▶ Exercise details: Return all of the entries word for word, but omit the pictures they contain.

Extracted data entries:

------------

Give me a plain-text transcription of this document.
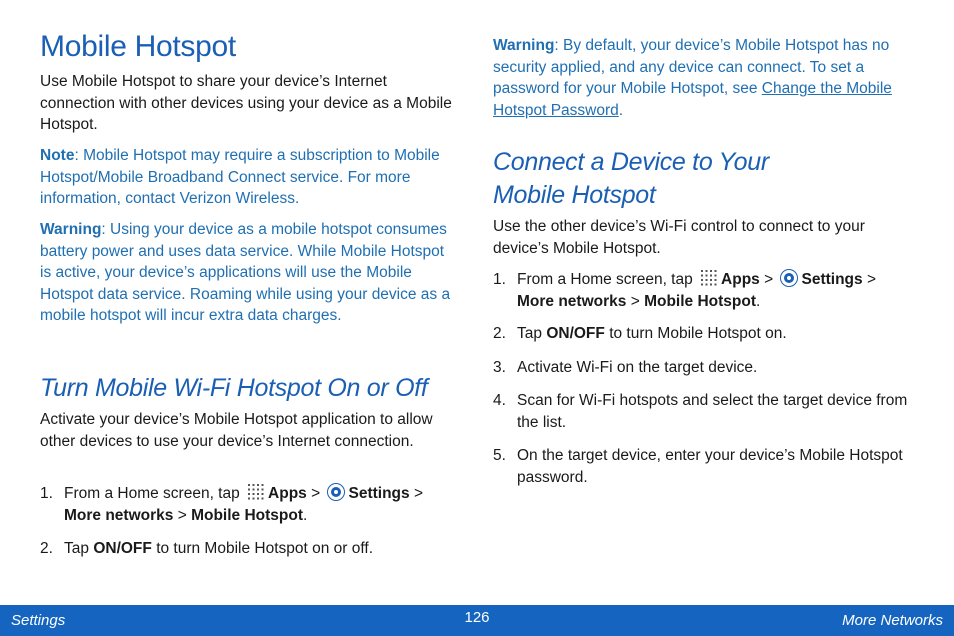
Mobile Hotspot

Use Mobile Hotspot to share your device’s Internet connection with other devices using your device as a Mobile Hotspot.

Note: Mobile Hotspot may require a subscription to Mobile Hotspot/Mobile Broadband Connect service. For more information, contact Verizon Wireless.

Warning: Using your device as a mobile hotspot consumes battery power and uses data service. While Mobile Hotspot is active, your device’s applications will use the Mobile Hotspot data service. Roaming while using your device as a mobile hotspot will incur extra data charges.

Turn Mobile Wi-Fi Hotspot On or Off

Activate your device’s Mobile Hotspot application to allow other devices to use your device’s Internet connection.

1. From a Home screen, tap Apps > Settings >
More networks > Mobile Hotspot.
2. Tap ON/OFF to turn Mobile Hotspot on or off.

Warning: By default, your device’s Mobile Hotspot has no security applied, and any device can connect. To set a password for your Mobile Hotspot, see Change the Mobile Hotspot Password.

Connect a Device to Your
Mobile Hotspot

Use the other device’s Wi-Fi control to connect to your device’s Mobile Hotspot.

1. From a Home screen, tap Apps > Settings >
More networks > Mobile Hotspot.
2. Tap ON/OFF to turn Mobile Hotspot on.
3. Activate Wi-Fi on the target device.
4. Scan for Wi-Fi hotspots and select the target device from the list.
5. On the target device, enter your device’s Mobile Hotspot password.
Settings	126	More Networks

------------

▶ Answer to this problem:
Give me a plain-text transcription of this document.
Mobile Hotspot

Use Mobile Hotspot to share your device’s Internet connection with other devices using your device as a Mobile Hotspot.

Note: Mobile Hotspot may require a subscription to Mobile Hotspot/Mobile Broadband Connect service. For more information, contact Verizon Wireless.

Warning: Using your device as a mobile hotspot consumes battery power and uses data service. While Mobile Hotspot is active, your device’s applications will use the Mobile Hotspot data service. Roaming while using your device as a mobile hotspot will incur extra data charges.

Turn Mobile Wi-Fi Hotspot On or Off

Activate your device’s Mobile Hotspot application to allow other devices to use your device’s Internet connection.

1. From a Home screen, tap Apps > Settings >
More networks > Mobile Hotspot.
2. Tap ON/OFF to turn Mobile Hotspot on or off.

Warning: By default, your device’s Mobile Hotspot has no security applied, and any device can connect. To set a password for your Mobile Hotspot, see Change the Mobile Hotspot Password.

Connect a Device to Your
Mobile Hotspot

Use the other device’s Wi-Fi control to connect to your device’s Mobile Hotspot.

1. From a Home screen, tap Apps > Settings >
More networks > Mobile Hotspot.
2. Tap ON/OFF to turn Mobile Hotspot on.
3. Activate Wi-Fi on the target device.
4. Scan for Wi-Fi hotspots and select the target device from the list.
5. On the target device, enter your device’s Mobile Hotspot password.
Settings	126	More Networks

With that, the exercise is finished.